### Your objective
Reproduce the records below exactly as they appear.

[Collected data]
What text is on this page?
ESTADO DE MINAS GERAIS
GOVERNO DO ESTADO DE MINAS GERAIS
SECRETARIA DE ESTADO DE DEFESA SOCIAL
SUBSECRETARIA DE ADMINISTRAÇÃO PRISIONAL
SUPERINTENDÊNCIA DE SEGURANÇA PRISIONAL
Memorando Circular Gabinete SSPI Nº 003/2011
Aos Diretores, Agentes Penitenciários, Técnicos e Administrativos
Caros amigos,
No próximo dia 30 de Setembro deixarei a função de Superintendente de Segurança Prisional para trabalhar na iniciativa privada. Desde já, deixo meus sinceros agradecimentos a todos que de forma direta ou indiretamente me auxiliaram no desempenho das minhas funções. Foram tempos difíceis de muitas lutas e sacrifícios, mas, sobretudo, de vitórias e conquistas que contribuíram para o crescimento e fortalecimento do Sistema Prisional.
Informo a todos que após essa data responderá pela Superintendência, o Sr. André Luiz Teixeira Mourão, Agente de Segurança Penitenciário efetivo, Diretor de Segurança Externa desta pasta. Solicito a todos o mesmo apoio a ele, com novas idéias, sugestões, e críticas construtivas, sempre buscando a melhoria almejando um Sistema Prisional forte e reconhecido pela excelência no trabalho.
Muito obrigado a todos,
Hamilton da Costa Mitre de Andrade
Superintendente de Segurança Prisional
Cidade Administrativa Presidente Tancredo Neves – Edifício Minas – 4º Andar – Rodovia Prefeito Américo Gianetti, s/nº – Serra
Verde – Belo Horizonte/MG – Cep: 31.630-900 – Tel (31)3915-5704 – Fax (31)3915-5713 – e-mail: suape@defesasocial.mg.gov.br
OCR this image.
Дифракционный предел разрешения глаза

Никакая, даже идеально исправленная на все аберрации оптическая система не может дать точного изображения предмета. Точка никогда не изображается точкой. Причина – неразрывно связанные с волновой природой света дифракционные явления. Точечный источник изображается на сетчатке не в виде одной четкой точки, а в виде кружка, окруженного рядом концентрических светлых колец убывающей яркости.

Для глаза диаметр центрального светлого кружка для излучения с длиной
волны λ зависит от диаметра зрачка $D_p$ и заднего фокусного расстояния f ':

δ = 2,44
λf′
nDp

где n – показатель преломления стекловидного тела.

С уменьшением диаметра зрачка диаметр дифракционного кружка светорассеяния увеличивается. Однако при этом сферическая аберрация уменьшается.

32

### Output of the exercise
What text is on this page?
ESTADO DE MINAS GERAIS
GOVERNO DO ESTADO DE MINAS GERAIS
SECRETARIA DE ESTADO DE DEFESA SOCIAL
SUBSECRETARIA DE ADMINISTRAÇÃO PRISIONAL
SUPERINTENDÊNCIA DE SEGURANÇA PRISIONAL
Memorando Circular Gabinete SSPI Nº 003/2011
Aos Diretores, Agentes Penitenciários, Técnicos e Administrativos
Caros amigos,
No próximo dia 30 de Setembro deixarei a função de Superintendente de Segurança Prisional para trabalhar na iniciativa privada. Desde já, deixo meus sinceros agradecimentos a todos que de forma direta ou indiretamente me auxiliaram no desempenho das minhas funções. Foram tempos difíceis de muitas lutas e sacrifícios, mas, sobretudo, de vitórias e conquistas que contribuíram para o crescimento e fortalecimento do Sistema Prisional.
Informo a todos que após essa data responderá pela Superintendência, o Sr. André Luiz Teixeira Mourão, Agente de Segurança Penitenciário efetivo, Diretor de Segurança Externa desta pasta. Solicito a todos o mesmo apoio a ele, com novas idéias, sugestões, e críticas construtivas, sempre buscando a melhoria almejando um Sistema Prisional forte e reconhecido pela excelência no trabalho.
Muito obrigado a todos,
Hamilton da Costa Mitre de Andrade
Superintendente de Segurança Prisional
Cidade Administrativa Presidente Tancredo Neves – Edifício Minas – 4º Andar – Rodovia Prefeito Américo Gianetti, s/nº – Serra
Verde – Belo Horizonte/MG – Cep: 31.630-900 – Tel (31)3915-5704 – Fax (31)3915-5713 – e-mail: suape@defesasocial.mg.gov.br
OCR this image.
Дифракционный предел разрешения глаза

Никакая, даже идеально исправленная на все аберрации оптическая система не может дать точного изображения предмета. Точка никогда не изображается точкой. Причина – неразрывно связанные с волновой природой света дифракционные явления. Точечный источник изображается на сетчатке не в виде одной четкой точки, а в виде кружка, окруженного рядом концентрических светлых колец убывающей яркости.

Для глаза диаметр центрального светлого кружка для излучения с длиной
волны λ зависит от диаметра зрачка $D_p$ и заднего фокусного расстояния f ':

δ = 2,44
λf′
nDp

где n – показатель преломления стекловидного тела.

С уменьшением диаметра зрачка диаметр дифракционного кружка светорассеяния увеличивается. Однако при этом сферическая аберрация уменьшается.

32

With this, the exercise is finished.